* **WRITTEN EXERCISE**: Note how many lines contain "терапии" and give that number, with nothing else.

———

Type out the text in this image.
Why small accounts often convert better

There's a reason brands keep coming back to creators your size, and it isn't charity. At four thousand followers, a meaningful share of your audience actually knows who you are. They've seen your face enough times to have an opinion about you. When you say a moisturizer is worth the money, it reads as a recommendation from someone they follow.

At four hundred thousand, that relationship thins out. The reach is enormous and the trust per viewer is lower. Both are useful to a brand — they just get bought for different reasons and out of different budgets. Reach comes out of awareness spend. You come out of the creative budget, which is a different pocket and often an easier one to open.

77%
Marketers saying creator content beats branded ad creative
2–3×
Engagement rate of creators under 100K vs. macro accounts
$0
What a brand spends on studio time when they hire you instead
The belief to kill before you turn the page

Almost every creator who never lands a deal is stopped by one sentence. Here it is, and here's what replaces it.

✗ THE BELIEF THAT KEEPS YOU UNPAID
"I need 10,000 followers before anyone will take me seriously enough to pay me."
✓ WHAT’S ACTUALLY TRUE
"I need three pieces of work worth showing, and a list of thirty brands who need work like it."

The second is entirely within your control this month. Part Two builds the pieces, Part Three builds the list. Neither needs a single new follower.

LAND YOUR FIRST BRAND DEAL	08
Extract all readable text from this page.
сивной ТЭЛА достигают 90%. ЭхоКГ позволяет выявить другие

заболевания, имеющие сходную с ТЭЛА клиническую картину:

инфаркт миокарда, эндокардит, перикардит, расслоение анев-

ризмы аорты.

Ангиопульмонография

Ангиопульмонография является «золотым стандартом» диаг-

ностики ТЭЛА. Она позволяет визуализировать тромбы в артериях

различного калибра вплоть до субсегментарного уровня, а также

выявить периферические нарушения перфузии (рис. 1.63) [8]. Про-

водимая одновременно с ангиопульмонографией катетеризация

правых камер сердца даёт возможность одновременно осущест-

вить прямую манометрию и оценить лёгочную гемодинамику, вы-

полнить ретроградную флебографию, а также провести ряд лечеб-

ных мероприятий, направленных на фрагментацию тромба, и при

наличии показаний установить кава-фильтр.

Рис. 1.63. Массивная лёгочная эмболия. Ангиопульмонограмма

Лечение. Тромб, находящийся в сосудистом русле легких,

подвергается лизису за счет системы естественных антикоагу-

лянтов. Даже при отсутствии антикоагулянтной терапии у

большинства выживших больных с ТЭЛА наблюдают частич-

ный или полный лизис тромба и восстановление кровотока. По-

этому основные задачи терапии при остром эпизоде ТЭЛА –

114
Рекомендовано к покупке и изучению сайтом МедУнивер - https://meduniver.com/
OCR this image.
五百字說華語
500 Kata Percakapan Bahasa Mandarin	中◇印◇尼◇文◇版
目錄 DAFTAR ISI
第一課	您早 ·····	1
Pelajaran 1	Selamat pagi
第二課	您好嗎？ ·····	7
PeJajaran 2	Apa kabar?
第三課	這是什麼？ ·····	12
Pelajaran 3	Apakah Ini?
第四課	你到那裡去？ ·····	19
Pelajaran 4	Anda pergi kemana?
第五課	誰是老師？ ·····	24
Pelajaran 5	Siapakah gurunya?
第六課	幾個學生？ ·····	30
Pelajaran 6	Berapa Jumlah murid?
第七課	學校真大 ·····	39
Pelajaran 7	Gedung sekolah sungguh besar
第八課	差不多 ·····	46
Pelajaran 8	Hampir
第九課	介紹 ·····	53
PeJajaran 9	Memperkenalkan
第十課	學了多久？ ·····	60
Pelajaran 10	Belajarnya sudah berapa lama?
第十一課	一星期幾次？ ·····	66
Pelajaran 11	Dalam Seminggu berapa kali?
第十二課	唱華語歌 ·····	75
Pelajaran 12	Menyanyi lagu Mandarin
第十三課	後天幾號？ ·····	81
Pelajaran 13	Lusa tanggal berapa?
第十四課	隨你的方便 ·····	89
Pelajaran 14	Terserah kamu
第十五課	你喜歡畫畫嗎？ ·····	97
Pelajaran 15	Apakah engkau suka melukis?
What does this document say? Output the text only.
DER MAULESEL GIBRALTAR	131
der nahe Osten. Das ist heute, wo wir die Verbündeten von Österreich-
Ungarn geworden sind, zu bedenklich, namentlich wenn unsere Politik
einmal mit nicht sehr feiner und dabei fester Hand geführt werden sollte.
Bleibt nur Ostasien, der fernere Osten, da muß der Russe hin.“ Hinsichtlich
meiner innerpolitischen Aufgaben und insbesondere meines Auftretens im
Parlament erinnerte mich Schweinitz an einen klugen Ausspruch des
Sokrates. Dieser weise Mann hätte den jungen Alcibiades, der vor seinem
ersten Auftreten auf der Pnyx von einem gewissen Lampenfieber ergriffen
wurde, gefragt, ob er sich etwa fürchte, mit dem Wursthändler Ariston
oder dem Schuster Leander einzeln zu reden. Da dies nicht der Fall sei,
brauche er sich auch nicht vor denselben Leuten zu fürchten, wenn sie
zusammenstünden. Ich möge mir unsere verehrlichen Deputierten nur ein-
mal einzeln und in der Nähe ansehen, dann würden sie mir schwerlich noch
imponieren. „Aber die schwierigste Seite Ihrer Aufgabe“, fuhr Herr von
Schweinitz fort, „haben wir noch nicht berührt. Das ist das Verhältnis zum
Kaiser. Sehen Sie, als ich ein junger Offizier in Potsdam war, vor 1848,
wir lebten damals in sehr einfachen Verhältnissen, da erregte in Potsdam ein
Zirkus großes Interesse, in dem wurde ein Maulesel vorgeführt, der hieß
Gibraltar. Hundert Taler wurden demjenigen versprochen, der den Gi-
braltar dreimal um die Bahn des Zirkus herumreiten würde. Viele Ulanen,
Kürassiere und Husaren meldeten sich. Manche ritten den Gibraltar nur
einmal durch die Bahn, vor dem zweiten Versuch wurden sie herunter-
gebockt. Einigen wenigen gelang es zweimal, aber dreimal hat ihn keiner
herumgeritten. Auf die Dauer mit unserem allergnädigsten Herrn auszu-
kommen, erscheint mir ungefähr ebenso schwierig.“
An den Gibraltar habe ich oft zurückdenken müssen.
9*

———

* **WRITTEN RESPONSE**: 2